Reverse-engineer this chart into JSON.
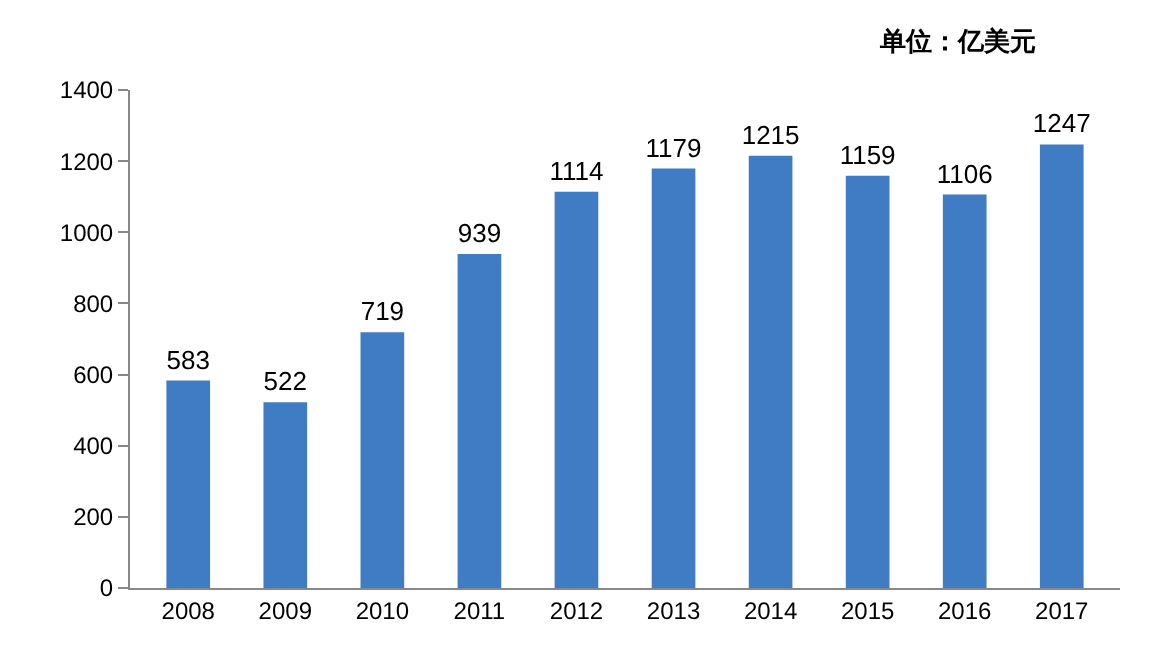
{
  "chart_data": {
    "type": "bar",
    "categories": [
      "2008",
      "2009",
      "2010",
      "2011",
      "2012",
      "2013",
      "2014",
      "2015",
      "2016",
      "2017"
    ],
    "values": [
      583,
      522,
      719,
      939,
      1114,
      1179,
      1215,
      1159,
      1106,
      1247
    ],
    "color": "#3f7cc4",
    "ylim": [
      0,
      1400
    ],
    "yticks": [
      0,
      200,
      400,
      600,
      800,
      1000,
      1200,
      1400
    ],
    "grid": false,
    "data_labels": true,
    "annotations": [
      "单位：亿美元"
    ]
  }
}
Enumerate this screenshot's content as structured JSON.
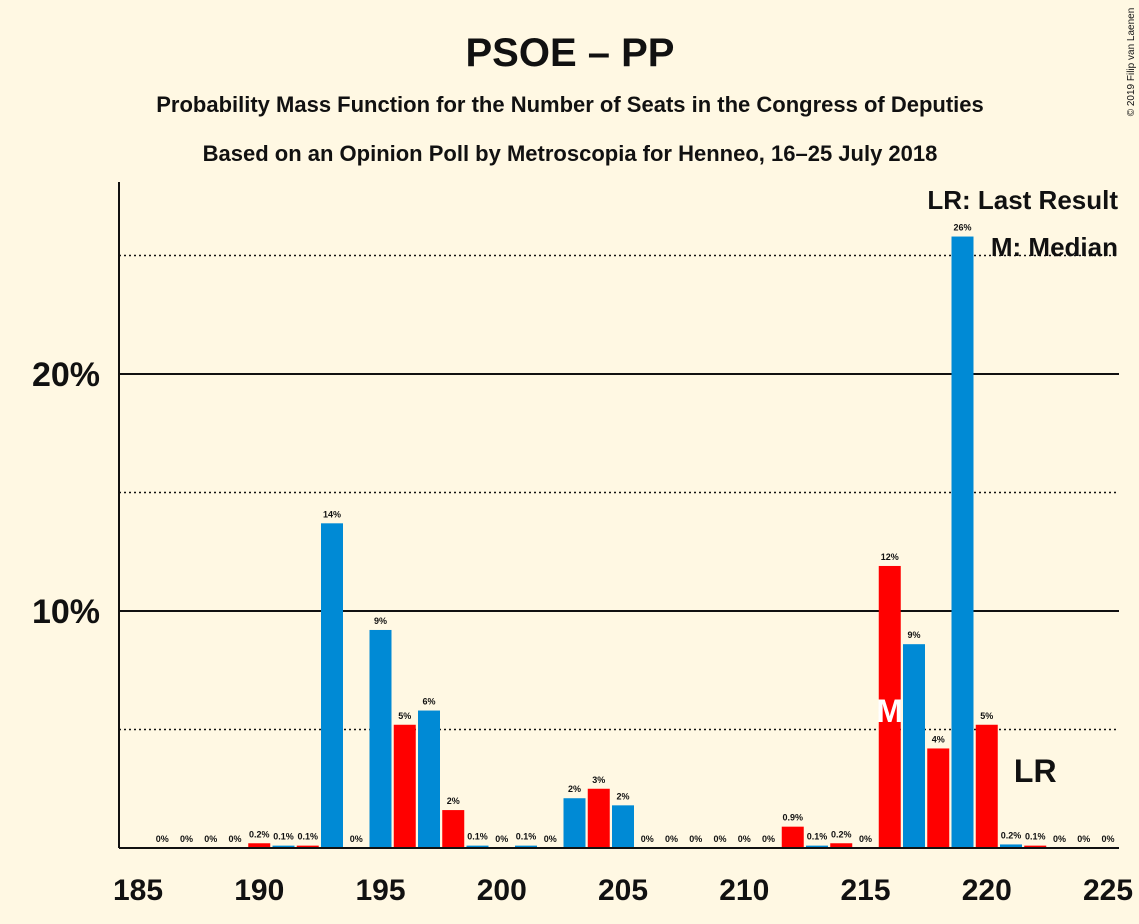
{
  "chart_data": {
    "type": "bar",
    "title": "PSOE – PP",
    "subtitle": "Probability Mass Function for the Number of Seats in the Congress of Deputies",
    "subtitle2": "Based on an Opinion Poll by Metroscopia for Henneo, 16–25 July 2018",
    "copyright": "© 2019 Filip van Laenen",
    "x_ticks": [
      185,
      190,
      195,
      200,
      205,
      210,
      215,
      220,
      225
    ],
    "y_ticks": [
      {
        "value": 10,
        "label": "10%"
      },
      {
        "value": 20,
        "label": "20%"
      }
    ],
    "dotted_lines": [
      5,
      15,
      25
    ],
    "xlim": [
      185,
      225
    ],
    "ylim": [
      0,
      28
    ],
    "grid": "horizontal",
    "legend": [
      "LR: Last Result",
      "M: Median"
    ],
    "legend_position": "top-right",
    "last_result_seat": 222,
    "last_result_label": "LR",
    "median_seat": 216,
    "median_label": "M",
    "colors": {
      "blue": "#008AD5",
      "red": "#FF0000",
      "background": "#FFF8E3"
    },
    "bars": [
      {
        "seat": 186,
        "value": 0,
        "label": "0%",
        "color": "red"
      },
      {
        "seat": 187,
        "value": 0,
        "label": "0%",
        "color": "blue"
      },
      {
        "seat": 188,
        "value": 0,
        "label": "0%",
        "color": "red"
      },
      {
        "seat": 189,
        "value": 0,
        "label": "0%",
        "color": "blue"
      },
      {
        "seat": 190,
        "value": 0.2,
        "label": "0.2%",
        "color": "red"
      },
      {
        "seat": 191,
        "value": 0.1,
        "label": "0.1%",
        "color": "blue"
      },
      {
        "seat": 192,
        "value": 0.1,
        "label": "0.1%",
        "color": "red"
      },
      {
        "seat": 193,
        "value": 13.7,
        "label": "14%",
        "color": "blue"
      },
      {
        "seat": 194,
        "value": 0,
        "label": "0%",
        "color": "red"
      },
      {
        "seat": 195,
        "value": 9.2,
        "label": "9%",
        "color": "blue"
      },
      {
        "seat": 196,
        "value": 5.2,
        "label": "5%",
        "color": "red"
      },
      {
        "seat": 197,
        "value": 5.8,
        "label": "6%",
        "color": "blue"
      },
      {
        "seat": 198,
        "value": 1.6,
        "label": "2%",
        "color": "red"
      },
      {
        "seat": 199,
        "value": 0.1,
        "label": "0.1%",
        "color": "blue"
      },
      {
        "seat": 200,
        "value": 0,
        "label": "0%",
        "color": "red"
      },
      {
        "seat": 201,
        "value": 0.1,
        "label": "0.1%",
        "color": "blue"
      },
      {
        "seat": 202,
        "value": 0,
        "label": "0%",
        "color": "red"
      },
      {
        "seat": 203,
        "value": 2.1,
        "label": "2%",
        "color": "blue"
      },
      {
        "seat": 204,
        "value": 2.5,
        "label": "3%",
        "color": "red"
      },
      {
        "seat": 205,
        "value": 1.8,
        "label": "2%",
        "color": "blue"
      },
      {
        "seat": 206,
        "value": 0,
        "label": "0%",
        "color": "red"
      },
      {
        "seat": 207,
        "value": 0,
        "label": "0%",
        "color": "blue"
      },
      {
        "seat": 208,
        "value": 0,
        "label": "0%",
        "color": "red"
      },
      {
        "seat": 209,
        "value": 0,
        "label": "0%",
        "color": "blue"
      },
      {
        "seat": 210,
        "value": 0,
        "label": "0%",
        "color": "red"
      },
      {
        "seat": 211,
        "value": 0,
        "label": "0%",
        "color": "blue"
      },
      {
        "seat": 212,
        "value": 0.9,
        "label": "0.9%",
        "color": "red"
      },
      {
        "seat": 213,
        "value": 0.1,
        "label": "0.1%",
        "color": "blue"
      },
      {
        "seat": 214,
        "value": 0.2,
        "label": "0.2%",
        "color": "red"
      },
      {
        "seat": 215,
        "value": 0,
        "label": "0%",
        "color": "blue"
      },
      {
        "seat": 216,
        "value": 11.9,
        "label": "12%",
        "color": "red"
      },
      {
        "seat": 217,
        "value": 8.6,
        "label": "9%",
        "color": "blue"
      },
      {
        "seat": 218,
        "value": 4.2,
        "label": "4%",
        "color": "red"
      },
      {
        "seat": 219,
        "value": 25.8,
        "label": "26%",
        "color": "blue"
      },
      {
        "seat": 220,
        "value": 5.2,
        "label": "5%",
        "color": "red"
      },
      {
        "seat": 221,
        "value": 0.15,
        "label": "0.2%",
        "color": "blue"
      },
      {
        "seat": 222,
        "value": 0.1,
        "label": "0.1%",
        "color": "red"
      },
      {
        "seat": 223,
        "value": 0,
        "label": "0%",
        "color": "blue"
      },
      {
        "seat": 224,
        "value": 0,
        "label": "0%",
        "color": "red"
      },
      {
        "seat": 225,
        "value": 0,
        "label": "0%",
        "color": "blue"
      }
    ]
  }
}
----------
Pictures are excluded; output everything else in the data verbatim.

Reverse-engineer this chart into JSON.
{
  "chart_data": {
    "type": "bar",
    "categories": [
      "2008",
      "2009",
      "2010",
      "2011",
      "2012",
      "2013",
      "2014",
      "2015",
      "2016",
      "2017"
    ],
    "values": [
      583,
      522,
      719,
      939,
      1114,
      1179,
      1215,
      1159,
      1106,
      1247
    ],
    "color": "#3f7cc4",
    "ylim": [
      0,
      1400
    ],
    "yticks": [
      0,
      200,
      400,
      600,
      800,
      1000,
      1200,
      1400
    ],
    "grid": false,
    "data_labels": true,
    "annotations": [
      "单位：亿美元"
    ]
  }
}
Enumerate this screenshot's content as structured JSON.
{
  "chart_data": {
    "type": "bar",
    "title": "PSOE – PP",
    "subtitle": "Probability Mass Function for the Number of Seats in the Congress of Deputies",
    "subtitle2": "Based on an Opinion Poll by Metroscopia for Henneo, 16–25 July 2018",
    "copyright": "© 2019 Filip van Laenen",
    "x_ticks": [
      185,
      190,
      195,
      200,
      205,
      210,
      215,
      220,
      225
    ],
    "y_ticks": [
      {
        "value": 10,
        "label": "10%"
      },
      {
        "value": 20,
        "label": "20%"
      }
    ],
    "dotted_lines": [
      5,
      15,
      25
    ],
    "xlim": [
      185,
      225
    ],
    "ylim": [
      0,
      28
    ],
    "grid": "horizontal",
    "legend": [
      "LR: Last Result",
      "M: Median"
    ],
    "legend_position": "top-right",
    "last_result_seat": 222,
    "last_result_label": "LR",
    "median_seat": 216,
    "median_label": "M",
    "colors": {
      "blue": "#008AD5",
      "red": "#FF0000",
      "background": "#FFF8E3"
    },
    "bars": [
      {
        "seat": 186,
        "value": 0,
        "label": "0%",
        "color": "red"
      },
      {
        "seat": 187,
        "value": 0,
        "label": "0%",
        "color": "blue"
      },
      {
        "seat": 188,
        "value": 0,
        "label": "0%",
        "color": "red"
      },
      {
        "seat": 189,
        "value": 0,
        "label": "0%",
        "color": "blue"
      },
      {
        "seat": 190,
        "value": 0.2,
        "label": "0.2%",
        "color": "red"
      },
      {
        "seat": 191,
        "value": 0.1,
        "label": "0.1%",
        "color": "blue"
      },
      {
        "seat": 192,
        "value": 0.1,
        "label": "0.1%",
        "color": "red"
      },
      {
        "seat": 193,
        "value": 13.7,
        "label": "14%",
        "color": "blue"
      },
      {
        "seat": 194,
        "value": 0,
        "label": "0%",
        "color": "red"
      },
      {
        "seat": 195,
        "value": 9.2,
        "label": "9%",
        "color": "blue"
      },
      {
        "seat": 196,
        "value": 5.2,
        "label": "5%",
        "color": "red"
      },
      {
        "seat": 197,
        "value": 5.8,
        "label": "6%",
        "color": "blue"
      },
      {
        "seat": 198,
        "value": 1.6,
        "label": "2%",
        "color": "red"
      },
      {
        "seat": 199,
        "value": 0.1,
        "label": "0.1%",
        "color": "blue"
      },
      {
        "seat": 200,
        "value": 0,
        "label": "0%",
        "color": "red"
      },
      {
        "seat": 201,
        "value": 0.1,
        "label": "0.1%",
        "color": "blue"
      },
      {
        "seat": 202,
        "value": 0,
        "label": "0%",
        "color": "red"
      },
      {
        "seat": 203,
        "value": 2.1,
        "label": "2%",
        "color": "blue"
      },
      {
        "seat": 204,
        "value": 2.5,
        "label": "3%",
        "color": "red"
      },
      {
        "seat": 205,
        "value": 1.8,
        "label": "2%",
        "color": "blue"
      },
      {
        "seat": 206,
        "value": 0,
        "label": "0%",
        "color": "red"
      },
      {
        "seat": 207,
        "value": 0,
        "label": "0%",
        "color": "blue"
      },
      {
        "seat": 208,
        "value": 0,
        "label": "0%",
        "color": "red"
      },
      {
        "seat": 209,
        "value": 0,
        "label": "0%",
        "color": "blue"
      },
      {
        "seat": 210,
        "value": 0,
        "label": "0%",
        "color": "red"
      },
      {
        "seat": 211,
        "value": 0,
        "label": "0%",
        "color": "blue"
      },
      {
        "seat": 212,
        "value": 0.9,
        "label": "0.9%",
        "color": "red"
      },
      {
        "seat": 213,
        "value": 0.1,
        "label": "0.1%",
        "color": "blue"
      },
      {
        "seat": 214,
        "value": 0.2,
        "label": "0.2%",
        "color": "red"
      },
      {
        "seat": 215,
        "value": 0,
        "label": "0%",
        "color": "blue"
      },
      {
        "seat": 216,
        "value": 11.9,
        "label": "12%",
        "color": "red"
      },
      {
        "seat": 217,
        "value": 8.6,
        "label": "9%",
        "color": "blue"
      },
      {
        "seat": 218,
        "value": 4.2,
        "label": "4%",
        "color": "red"
      },
      {
        "seat": 219,
        "value": 25.8,
        "label": "26%",
        "color": "blue"
      },
      {
        "seat": 220,
        "value": 5.2,
        "label": "5%",
        "color": "red"
      },
      {
        "seat": 221,
        "value": 0.15,
        "label": "0.2%",
        "color": "blue"
      },
      {
        "seat": 222,
        "value": 0.1,
        "label": "0.1%",
        "color": "red"
      },
      {
        "seat": 223,
        "value": 0,
        "label": "0%",
        "color": "blue"
      },
      {
        "seat": 224,
        "value": 0,
        "label": "0%",
        "color": "red"
      },
      {
        "seat": 225,
        "value": 0,
        "label": "0%",
        "color": "blue"
      }
    ]
  }
}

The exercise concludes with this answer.